(EXERCISE PROMPT)
Records follow. Pull out every line that contains "text".

____ RECORD EXTRACTS

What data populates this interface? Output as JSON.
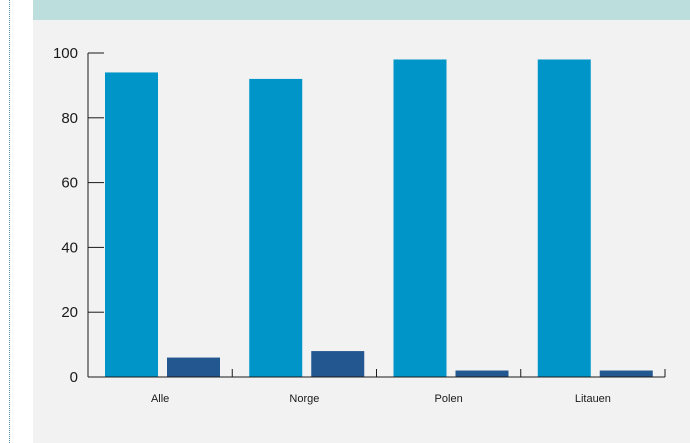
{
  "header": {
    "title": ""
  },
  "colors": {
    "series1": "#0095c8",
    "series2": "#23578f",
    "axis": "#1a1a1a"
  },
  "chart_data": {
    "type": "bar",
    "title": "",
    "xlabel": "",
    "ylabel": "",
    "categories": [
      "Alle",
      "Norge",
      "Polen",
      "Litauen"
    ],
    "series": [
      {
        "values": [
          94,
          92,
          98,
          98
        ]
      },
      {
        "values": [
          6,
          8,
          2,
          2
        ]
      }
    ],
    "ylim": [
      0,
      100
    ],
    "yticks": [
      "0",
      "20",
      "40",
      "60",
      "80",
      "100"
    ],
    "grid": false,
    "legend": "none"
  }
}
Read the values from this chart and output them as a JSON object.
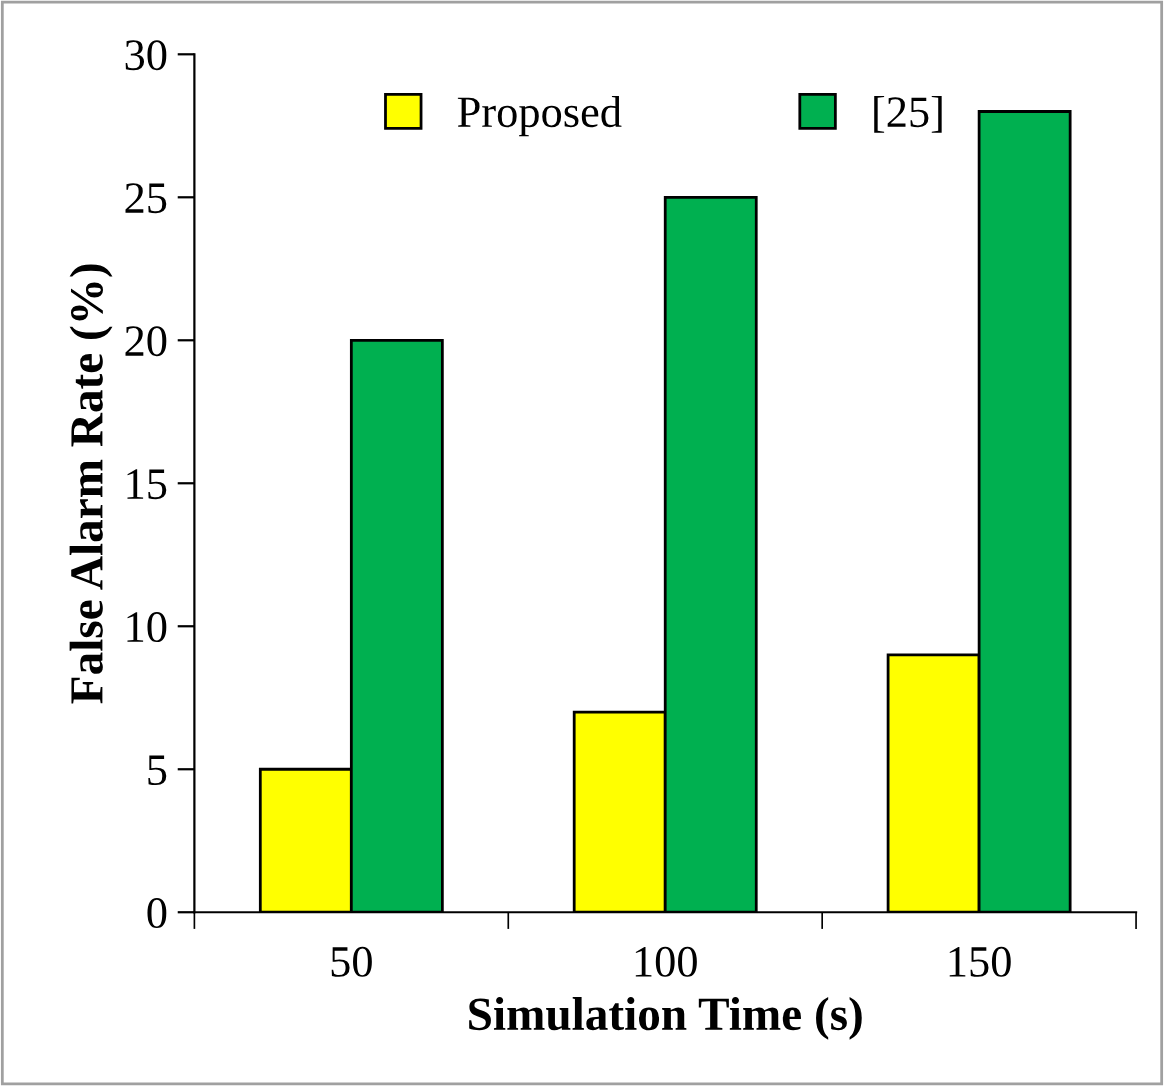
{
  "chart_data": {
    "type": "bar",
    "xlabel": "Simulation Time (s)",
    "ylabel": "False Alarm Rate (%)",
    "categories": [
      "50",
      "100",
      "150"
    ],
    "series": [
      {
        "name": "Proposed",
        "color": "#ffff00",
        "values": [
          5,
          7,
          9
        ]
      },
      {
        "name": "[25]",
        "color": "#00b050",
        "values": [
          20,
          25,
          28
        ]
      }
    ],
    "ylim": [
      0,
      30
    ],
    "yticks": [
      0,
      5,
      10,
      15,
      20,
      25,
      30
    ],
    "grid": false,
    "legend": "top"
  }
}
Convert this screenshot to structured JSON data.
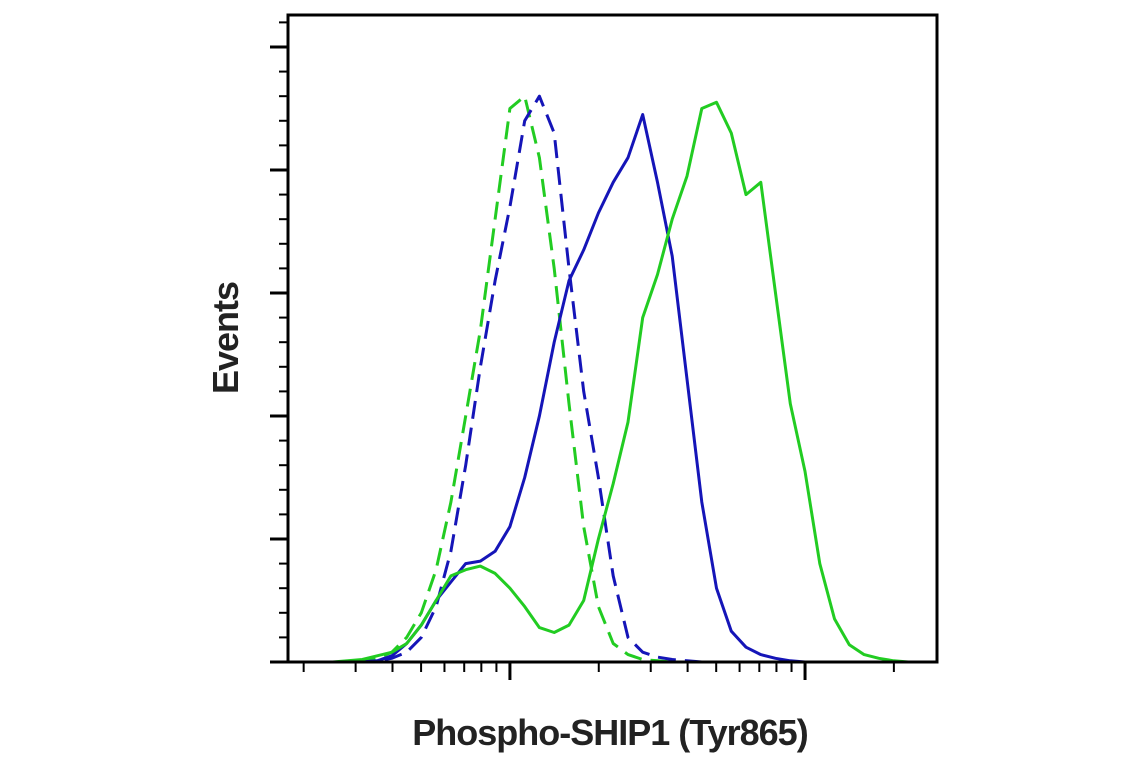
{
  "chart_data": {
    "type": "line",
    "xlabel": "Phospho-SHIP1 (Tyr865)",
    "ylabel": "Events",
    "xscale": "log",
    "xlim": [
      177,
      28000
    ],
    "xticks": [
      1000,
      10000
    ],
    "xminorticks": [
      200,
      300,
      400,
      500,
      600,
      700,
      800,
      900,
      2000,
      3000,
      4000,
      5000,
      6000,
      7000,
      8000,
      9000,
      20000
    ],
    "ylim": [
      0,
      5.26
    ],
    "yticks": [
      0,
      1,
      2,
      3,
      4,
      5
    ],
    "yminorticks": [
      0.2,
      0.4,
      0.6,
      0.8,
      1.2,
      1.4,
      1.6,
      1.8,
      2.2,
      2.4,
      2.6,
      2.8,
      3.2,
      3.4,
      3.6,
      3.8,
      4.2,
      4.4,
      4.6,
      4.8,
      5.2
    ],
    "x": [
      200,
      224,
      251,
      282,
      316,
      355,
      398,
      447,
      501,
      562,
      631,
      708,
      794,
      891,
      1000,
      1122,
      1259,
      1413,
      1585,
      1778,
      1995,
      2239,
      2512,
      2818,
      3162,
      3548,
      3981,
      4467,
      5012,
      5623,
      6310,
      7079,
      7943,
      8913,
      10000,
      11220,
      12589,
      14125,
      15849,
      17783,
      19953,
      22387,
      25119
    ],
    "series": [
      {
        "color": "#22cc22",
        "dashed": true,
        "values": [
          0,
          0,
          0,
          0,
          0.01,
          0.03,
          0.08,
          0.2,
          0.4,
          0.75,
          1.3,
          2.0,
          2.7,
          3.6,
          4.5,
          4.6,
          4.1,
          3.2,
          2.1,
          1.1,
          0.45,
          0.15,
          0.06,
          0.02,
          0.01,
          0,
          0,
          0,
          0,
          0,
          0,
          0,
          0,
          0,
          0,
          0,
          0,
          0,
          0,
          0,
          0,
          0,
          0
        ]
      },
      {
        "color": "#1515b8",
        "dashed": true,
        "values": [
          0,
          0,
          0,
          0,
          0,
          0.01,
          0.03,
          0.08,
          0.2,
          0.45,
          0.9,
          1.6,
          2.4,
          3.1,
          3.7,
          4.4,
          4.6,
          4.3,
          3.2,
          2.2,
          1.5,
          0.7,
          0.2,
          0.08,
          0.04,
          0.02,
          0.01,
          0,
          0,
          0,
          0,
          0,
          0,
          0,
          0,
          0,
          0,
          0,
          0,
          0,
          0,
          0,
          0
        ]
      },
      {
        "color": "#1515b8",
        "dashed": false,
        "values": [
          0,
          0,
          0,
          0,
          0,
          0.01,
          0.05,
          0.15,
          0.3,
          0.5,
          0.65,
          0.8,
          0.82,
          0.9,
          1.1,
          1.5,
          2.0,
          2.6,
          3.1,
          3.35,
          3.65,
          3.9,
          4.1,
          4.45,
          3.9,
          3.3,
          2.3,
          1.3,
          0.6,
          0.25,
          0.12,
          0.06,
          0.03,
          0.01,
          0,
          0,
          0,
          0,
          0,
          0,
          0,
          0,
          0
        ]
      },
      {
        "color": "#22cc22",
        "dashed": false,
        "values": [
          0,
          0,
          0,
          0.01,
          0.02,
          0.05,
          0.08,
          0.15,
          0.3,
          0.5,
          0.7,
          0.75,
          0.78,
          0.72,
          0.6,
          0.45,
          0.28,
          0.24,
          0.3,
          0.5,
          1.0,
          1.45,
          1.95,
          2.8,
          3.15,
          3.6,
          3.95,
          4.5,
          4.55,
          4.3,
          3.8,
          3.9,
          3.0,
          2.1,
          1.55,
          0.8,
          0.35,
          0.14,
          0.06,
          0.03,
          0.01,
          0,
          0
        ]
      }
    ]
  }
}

________
____ RECORD EXTRACTS

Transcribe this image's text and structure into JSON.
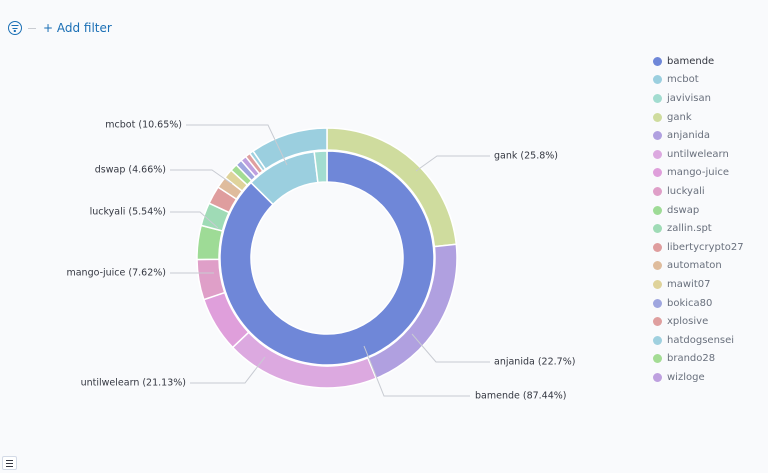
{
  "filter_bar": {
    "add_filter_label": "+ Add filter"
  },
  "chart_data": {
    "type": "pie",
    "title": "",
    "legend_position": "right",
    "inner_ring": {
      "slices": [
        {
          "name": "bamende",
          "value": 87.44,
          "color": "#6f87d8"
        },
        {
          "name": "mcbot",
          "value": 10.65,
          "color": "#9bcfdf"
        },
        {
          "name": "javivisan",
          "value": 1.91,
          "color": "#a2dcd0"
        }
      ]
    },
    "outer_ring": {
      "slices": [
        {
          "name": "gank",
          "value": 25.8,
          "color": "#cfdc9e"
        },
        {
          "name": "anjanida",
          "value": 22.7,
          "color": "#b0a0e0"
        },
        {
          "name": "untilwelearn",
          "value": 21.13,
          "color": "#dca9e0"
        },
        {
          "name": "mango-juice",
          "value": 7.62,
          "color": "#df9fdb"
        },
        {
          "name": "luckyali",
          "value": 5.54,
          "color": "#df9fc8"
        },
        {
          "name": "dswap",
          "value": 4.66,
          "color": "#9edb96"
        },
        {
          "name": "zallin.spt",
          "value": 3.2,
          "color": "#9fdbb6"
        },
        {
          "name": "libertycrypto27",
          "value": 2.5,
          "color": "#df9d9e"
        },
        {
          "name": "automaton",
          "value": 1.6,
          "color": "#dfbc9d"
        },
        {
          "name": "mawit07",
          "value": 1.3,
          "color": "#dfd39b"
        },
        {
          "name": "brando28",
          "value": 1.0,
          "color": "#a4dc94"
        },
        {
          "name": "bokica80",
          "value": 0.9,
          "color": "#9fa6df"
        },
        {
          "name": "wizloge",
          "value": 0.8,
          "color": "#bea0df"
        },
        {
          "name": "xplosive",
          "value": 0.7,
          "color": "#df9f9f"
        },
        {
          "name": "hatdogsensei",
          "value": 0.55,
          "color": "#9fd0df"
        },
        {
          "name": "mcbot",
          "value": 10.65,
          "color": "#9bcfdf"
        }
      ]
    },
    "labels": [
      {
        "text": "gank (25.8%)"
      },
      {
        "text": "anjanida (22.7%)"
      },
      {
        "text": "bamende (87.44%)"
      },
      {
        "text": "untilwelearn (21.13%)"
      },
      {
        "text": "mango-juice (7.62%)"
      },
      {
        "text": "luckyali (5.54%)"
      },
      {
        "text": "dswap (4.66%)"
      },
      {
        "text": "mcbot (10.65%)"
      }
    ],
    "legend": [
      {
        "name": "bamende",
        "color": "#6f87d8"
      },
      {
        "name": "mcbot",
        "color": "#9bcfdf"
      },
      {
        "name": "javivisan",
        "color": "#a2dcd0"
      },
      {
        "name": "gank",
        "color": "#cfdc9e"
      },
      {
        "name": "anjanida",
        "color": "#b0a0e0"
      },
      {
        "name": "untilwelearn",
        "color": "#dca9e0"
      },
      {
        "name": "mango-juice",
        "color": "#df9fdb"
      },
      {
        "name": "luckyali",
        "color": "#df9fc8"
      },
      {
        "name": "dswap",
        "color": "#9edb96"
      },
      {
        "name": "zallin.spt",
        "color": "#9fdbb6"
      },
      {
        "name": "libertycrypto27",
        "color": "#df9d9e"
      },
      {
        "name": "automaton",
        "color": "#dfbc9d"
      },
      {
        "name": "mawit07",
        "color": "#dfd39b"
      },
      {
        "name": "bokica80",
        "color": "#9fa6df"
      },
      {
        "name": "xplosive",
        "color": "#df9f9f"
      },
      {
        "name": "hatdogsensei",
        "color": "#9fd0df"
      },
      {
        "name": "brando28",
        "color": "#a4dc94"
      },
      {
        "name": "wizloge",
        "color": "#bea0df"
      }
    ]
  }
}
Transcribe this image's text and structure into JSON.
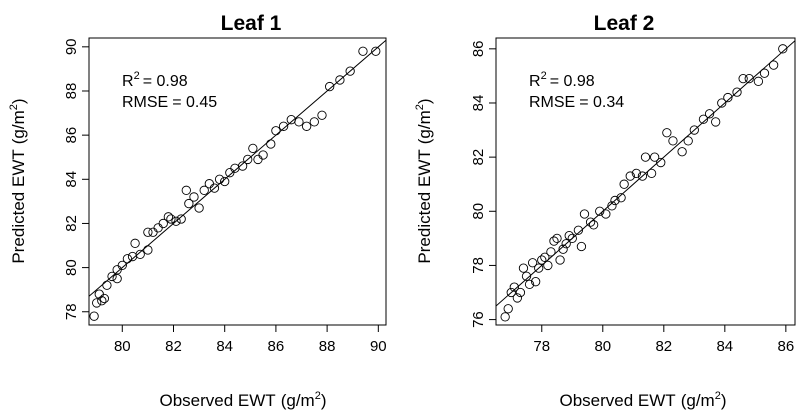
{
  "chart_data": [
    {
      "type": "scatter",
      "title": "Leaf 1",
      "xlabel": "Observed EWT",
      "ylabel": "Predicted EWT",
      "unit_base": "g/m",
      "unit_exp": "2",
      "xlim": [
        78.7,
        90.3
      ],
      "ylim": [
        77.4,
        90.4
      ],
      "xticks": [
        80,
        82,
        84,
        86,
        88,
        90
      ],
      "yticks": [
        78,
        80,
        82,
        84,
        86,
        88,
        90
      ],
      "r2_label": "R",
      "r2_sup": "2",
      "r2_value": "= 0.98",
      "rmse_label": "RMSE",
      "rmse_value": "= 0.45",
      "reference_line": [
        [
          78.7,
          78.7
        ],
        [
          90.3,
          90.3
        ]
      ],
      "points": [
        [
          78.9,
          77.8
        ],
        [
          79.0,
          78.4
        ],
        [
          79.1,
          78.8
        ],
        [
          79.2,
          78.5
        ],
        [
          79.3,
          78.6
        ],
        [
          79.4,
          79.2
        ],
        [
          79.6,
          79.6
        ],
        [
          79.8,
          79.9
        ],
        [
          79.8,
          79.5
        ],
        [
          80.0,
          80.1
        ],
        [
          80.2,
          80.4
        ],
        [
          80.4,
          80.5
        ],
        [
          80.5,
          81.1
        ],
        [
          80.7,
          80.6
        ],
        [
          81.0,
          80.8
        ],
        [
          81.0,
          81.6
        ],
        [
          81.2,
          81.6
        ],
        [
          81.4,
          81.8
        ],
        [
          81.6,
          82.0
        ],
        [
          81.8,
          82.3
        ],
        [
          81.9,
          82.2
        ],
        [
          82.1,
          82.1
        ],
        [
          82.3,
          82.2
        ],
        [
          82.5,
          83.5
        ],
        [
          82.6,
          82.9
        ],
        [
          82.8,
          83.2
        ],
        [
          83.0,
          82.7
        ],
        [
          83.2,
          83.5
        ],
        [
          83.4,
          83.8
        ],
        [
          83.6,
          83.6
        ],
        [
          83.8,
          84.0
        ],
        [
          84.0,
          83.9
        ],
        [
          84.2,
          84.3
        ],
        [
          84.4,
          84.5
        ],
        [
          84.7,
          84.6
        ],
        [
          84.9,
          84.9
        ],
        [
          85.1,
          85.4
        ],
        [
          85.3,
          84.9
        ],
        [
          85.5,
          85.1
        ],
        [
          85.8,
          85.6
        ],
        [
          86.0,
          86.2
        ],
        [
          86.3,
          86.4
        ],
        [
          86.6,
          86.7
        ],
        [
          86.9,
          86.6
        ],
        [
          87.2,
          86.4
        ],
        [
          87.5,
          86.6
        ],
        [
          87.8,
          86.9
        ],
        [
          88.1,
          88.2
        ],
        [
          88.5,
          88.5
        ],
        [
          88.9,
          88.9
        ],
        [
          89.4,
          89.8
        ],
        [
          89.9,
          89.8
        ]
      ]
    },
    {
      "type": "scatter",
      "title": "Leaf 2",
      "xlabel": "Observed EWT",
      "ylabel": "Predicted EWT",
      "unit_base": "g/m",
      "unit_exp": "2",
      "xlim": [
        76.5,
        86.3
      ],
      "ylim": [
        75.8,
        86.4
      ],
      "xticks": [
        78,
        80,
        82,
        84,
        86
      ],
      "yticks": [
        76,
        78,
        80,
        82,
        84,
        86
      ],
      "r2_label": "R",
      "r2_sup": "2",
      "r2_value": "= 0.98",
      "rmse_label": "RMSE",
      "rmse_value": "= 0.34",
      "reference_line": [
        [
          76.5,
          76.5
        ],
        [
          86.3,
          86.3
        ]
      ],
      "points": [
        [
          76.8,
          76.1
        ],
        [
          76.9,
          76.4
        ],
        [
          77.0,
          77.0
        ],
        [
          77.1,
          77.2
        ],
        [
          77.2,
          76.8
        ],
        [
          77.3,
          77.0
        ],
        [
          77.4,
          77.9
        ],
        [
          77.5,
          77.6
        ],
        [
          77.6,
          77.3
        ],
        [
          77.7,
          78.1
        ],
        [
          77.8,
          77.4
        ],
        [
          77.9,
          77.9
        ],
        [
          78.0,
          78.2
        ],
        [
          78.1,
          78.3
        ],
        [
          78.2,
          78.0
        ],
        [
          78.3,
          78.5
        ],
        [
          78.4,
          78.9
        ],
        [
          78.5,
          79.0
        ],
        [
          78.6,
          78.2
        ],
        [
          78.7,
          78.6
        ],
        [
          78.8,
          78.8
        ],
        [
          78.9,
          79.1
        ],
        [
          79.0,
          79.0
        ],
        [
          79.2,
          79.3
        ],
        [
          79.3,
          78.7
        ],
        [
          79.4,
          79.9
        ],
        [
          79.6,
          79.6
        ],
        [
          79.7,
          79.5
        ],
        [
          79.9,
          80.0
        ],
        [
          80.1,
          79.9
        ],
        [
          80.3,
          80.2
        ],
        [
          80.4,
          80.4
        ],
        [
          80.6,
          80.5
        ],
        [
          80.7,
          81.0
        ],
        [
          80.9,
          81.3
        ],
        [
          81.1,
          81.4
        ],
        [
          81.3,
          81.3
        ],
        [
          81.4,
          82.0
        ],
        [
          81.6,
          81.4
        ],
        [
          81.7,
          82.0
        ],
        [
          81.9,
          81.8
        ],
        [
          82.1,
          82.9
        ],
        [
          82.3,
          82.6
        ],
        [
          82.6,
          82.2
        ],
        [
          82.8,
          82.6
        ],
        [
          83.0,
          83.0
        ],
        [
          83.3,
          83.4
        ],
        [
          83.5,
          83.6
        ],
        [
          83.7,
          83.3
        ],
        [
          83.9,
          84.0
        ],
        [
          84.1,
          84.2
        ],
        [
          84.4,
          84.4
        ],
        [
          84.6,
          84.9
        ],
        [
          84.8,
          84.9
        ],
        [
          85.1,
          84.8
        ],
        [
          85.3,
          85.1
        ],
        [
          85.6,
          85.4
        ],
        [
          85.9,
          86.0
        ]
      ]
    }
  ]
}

________

(WRITTEN RESPONSE)
Transcribe this image's text and structure into JSON.
        "text": "gank (25.8%)"
        "text": "anjanida (22.7%)"
        "text": "bamende (87.44%)"
        "text": "untilwelearn (21.13%)"
        "text": "mango-juice (7.62%)"
        "text": "luckyali (5.54%)"
        "text": "dswap (4.66%)"
        "text": "mcbot (10.65%)"
Transcribe this image's text and structure into JSON.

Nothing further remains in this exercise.